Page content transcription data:
++++++++

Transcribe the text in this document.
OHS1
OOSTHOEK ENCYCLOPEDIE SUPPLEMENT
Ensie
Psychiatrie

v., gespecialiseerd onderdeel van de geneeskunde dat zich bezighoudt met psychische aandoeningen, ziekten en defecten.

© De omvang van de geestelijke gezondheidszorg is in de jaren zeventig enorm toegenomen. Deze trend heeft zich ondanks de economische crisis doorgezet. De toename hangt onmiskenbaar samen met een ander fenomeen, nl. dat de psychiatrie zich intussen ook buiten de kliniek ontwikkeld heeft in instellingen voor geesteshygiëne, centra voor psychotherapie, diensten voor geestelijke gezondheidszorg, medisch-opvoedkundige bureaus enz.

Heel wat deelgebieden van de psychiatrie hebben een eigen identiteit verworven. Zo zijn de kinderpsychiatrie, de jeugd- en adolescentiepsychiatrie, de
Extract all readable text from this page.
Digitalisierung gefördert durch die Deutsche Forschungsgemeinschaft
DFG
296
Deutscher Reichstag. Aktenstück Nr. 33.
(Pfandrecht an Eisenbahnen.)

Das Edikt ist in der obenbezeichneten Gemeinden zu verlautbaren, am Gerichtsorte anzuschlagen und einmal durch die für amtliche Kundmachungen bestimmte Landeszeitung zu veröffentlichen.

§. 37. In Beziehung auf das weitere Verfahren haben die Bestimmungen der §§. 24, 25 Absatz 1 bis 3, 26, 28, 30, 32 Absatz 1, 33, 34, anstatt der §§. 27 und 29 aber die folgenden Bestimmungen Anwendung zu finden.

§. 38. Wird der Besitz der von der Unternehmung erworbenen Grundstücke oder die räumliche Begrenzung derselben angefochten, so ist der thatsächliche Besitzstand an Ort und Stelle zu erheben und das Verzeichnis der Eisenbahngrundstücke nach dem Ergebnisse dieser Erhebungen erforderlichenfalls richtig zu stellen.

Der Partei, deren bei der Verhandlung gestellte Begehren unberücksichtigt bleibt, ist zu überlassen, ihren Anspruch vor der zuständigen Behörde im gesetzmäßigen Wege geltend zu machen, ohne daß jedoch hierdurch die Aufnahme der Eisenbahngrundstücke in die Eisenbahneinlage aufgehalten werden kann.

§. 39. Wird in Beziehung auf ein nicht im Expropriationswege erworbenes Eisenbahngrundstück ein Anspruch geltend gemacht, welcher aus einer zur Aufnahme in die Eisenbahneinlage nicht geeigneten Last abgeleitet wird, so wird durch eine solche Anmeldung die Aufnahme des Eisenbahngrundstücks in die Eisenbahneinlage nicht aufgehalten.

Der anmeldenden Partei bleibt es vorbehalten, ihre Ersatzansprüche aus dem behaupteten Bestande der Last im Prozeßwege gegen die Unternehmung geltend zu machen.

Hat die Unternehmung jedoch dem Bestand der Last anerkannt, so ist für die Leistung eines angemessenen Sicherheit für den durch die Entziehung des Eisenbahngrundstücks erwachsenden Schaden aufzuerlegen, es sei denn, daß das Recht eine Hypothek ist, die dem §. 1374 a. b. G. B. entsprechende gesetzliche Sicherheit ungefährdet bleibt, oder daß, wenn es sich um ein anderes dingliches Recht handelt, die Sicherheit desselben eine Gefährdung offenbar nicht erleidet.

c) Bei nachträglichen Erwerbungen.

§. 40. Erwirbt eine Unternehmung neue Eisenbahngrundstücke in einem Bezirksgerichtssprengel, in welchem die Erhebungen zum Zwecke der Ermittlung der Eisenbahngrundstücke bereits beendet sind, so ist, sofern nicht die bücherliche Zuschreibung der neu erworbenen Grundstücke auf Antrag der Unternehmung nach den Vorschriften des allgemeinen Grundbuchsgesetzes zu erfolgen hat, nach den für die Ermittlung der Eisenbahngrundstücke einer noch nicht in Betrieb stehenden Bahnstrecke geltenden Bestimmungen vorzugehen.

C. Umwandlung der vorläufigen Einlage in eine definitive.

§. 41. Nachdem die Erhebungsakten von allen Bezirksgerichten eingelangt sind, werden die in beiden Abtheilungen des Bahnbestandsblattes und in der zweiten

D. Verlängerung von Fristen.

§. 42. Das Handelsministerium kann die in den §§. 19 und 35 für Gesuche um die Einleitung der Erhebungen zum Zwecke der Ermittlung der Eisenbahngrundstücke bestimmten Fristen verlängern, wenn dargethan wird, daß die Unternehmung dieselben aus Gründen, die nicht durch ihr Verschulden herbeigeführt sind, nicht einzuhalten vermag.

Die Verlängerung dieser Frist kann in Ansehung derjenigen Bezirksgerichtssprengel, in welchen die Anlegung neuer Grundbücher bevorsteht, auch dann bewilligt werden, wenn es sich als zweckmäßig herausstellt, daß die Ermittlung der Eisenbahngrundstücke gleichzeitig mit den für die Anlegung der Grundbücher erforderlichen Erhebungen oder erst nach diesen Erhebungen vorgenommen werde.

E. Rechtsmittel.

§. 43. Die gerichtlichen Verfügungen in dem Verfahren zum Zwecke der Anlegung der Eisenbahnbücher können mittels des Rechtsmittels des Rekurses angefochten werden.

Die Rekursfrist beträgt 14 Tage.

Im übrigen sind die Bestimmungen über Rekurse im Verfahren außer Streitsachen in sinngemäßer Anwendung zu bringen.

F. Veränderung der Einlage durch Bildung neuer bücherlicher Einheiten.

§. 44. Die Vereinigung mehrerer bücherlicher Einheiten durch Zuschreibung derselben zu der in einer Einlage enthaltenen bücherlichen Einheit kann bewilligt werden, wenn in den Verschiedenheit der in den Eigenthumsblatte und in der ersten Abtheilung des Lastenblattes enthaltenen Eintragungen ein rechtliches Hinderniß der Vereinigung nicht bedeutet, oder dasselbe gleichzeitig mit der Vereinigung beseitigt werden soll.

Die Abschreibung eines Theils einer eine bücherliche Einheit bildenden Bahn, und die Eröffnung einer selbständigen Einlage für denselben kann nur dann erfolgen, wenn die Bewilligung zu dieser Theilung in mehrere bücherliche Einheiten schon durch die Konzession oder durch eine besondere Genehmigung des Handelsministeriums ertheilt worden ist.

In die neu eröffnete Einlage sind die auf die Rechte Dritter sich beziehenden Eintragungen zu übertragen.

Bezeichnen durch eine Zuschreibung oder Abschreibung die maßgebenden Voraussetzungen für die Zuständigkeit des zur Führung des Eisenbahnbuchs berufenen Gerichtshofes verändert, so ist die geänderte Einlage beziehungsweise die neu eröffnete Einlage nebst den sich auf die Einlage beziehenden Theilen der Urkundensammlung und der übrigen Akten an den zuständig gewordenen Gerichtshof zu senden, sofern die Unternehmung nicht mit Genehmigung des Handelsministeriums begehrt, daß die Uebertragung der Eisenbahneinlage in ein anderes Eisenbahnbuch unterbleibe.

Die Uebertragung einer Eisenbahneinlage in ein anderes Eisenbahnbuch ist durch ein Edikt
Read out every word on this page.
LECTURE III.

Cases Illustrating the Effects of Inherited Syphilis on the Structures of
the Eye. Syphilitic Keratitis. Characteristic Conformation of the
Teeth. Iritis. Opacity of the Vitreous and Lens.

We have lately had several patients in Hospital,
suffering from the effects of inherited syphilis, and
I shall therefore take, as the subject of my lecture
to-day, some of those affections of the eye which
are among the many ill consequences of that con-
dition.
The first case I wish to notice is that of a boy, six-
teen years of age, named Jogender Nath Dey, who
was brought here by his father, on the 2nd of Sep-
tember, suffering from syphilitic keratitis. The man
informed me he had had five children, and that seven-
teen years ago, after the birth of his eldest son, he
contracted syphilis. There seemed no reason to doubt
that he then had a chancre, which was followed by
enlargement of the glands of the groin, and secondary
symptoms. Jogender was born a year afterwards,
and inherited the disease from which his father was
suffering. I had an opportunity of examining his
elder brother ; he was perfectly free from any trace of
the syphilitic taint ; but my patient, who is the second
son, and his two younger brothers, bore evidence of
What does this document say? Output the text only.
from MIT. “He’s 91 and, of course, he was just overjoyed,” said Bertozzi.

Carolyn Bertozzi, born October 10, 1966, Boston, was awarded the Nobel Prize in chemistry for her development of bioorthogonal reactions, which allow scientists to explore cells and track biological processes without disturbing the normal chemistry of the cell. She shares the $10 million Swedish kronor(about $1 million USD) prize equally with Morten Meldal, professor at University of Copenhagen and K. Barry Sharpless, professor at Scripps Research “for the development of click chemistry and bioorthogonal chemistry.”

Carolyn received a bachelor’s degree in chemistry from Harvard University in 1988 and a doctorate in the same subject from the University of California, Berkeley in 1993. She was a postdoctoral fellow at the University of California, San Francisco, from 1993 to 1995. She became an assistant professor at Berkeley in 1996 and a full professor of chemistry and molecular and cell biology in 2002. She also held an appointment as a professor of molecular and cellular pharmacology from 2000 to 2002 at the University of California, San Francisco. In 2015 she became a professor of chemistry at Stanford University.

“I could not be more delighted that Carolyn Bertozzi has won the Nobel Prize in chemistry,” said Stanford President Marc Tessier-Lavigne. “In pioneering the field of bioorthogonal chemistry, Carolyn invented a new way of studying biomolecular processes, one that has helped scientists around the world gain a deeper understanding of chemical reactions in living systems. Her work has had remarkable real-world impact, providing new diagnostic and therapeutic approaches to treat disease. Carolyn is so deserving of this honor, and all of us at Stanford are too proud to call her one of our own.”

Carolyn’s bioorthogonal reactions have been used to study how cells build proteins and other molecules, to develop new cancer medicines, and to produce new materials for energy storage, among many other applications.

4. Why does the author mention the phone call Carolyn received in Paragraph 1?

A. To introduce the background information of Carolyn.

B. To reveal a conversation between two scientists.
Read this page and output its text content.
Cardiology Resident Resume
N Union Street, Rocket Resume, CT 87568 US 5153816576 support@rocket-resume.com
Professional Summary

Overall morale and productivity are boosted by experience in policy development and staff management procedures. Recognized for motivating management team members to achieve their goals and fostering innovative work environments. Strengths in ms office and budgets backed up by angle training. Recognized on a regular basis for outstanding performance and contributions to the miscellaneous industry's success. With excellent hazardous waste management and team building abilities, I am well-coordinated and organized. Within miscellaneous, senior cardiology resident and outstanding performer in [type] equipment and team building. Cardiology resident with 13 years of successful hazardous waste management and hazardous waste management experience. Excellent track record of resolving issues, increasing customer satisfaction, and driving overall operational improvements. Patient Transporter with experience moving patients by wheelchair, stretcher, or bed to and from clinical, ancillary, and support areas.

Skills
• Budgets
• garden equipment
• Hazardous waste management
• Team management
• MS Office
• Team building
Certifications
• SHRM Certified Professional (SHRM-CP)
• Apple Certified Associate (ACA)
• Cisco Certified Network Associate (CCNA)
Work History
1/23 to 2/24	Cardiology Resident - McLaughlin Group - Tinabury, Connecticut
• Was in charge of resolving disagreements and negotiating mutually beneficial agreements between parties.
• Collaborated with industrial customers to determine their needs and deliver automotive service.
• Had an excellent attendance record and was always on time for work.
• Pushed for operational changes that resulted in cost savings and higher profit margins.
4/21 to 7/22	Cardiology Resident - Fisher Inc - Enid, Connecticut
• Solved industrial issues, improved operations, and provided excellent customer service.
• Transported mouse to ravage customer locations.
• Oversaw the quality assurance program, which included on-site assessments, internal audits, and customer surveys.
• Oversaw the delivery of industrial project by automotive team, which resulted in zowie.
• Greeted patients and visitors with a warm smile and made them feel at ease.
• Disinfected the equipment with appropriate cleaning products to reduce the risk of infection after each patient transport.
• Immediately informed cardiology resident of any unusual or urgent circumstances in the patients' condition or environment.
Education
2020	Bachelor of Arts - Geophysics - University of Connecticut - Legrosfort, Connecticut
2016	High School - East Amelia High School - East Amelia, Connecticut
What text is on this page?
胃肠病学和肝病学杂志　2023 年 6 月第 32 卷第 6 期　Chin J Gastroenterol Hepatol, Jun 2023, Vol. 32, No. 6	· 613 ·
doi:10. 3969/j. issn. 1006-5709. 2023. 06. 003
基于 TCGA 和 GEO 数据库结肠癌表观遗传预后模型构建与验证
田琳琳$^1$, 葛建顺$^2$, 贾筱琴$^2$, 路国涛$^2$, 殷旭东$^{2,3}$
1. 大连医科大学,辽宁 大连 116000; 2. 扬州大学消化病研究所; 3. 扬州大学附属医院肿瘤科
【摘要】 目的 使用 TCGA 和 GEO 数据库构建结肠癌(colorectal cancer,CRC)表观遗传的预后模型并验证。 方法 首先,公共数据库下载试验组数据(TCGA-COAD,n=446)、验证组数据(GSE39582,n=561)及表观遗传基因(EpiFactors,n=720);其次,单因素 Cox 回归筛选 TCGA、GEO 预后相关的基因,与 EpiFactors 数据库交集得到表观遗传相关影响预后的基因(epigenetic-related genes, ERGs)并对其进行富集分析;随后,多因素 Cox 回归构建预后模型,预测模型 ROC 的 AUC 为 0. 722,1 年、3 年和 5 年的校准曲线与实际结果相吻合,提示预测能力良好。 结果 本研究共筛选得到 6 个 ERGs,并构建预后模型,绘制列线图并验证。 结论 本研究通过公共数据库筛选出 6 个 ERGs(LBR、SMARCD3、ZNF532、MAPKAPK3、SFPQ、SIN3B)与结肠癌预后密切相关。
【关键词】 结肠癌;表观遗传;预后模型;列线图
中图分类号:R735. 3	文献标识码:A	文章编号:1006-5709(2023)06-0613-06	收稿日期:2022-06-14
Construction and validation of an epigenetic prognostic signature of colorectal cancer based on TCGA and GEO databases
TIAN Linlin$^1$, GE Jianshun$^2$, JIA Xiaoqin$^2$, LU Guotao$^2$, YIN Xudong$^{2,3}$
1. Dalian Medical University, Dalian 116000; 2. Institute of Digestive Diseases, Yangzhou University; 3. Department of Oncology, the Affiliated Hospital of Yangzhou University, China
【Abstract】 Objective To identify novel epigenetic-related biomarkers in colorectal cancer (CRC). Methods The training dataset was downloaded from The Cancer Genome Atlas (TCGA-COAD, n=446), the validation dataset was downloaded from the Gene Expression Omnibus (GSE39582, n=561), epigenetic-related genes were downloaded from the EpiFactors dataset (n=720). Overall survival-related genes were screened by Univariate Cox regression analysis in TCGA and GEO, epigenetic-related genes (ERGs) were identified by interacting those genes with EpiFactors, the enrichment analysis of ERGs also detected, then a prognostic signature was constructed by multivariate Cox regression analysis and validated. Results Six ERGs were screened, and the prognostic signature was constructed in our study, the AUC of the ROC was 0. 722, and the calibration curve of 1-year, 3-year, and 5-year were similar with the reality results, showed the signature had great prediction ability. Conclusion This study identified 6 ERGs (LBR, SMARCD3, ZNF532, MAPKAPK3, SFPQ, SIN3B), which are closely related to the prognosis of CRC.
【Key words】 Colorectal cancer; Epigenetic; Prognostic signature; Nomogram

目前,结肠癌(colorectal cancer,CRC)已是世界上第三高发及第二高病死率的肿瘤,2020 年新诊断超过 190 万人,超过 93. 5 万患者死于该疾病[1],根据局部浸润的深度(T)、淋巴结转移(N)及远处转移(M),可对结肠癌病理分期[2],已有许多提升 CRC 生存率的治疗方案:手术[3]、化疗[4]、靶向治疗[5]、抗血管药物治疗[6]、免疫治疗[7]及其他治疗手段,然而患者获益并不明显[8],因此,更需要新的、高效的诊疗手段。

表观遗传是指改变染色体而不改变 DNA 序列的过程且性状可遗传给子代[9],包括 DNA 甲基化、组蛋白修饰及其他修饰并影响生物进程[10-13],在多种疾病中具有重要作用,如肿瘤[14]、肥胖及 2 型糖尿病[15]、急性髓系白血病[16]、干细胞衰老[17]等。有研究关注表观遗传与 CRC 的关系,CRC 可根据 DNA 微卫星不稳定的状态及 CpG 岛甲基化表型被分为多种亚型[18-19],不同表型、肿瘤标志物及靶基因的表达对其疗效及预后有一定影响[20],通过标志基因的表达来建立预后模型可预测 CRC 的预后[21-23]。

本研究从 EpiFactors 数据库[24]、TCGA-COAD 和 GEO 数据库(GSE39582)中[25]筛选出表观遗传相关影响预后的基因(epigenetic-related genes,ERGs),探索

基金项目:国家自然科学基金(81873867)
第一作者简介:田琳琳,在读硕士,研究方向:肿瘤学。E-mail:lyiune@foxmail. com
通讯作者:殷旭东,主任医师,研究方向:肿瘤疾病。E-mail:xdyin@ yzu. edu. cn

++++++++

Copy each line of the data that contains the word "Aufnahme".

Der Partei, deren bei der Verhandlung gestellte Begehren unberücksichtigt bleibt, ist zu überlassen, ihren Anspruch vor der zuständigen Behörde im gesetzmäßigen Wege geltend zu machen, ohne daß jedoch hierdurch die Aufnahme der Eisenbahngrundstücke in die Eisenbahneinlage aufgehalten werden kann.
§. 39. Wird in Beziehung auf ein nicht im Expropriationswege erworbenes Eisenbahngrundstück ein Anspruch geltend gemacht, welcher aus einer zur Aufnahme in die Eisenbahneinlage nicht geeigneten Last abgeleitet wird, so wird durch eine solche Anmeldung die Aufnahme des Eisenbahngrundstücks in die Eisenbahneinlage nicht aufgehalten.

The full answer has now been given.